The data ->
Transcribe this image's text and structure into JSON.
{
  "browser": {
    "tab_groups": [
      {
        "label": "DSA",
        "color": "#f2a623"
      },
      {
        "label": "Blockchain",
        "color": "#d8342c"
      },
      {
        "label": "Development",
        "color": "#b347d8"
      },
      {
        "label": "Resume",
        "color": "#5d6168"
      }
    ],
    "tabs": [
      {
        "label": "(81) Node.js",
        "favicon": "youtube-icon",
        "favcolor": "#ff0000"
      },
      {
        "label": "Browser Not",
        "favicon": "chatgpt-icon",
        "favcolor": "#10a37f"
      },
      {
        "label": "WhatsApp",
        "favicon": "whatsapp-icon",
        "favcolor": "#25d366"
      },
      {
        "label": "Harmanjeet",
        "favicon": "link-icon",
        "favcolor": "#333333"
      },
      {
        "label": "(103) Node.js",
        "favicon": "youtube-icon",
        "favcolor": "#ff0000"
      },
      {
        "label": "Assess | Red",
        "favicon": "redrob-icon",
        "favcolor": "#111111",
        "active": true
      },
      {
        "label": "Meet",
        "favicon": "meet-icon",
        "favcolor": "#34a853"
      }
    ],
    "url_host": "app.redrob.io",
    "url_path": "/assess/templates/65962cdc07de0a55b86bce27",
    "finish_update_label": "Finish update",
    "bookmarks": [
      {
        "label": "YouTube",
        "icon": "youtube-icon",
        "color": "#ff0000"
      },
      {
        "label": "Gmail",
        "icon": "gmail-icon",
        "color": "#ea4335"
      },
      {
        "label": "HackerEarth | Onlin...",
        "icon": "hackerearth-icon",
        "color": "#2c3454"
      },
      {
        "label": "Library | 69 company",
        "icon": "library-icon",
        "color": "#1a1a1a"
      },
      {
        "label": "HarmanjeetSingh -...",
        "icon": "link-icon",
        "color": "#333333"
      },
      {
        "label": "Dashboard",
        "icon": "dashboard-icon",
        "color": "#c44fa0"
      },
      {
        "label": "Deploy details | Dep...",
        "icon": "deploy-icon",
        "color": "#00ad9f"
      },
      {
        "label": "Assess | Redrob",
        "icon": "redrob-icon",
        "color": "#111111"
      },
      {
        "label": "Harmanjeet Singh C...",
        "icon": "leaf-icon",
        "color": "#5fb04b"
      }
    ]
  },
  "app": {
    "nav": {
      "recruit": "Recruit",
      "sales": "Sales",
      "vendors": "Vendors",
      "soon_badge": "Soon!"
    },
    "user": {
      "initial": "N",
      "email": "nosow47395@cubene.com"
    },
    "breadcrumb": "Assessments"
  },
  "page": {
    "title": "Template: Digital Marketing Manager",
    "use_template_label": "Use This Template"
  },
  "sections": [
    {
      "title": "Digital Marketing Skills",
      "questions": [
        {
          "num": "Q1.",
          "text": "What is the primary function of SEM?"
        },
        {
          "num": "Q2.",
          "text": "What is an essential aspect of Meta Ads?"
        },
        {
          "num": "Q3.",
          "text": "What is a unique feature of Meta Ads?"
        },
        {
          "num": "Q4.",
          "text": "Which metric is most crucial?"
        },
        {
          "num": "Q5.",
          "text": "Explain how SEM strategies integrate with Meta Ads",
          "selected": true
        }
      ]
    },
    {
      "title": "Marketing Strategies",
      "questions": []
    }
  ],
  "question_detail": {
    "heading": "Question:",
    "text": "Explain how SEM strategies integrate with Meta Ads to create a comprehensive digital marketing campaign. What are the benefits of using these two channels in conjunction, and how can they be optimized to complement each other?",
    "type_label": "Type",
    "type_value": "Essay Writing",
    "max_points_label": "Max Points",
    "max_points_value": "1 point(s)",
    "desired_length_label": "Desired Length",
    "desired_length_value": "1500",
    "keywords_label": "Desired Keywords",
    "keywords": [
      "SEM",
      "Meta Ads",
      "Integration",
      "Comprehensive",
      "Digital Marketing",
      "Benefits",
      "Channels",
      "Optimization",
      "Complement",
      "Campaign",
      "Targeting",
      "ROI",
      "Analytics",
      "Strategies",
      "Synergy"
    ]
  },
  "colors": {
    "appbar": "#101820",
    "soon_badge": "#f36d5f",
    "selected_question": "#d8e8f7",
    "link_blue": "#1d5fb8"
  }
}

Exercise ->
Copy out every line from the records that has the word "Meta".

In response ->
          "text": "What is an essential aspect of Meta Ads?"
          "text": "What is a unique feature of Meta Ads?"
          "text": "Explain how SEM strategies integrate with Meta Ads",
    "text": "Explain how SEM strategies integrate with Meta Ads to create a comprehensive digital marketing campaign. What are the benefits of using these two channels in conjunction, and how can they be optimized to complement each other?",
      "Meta Ads",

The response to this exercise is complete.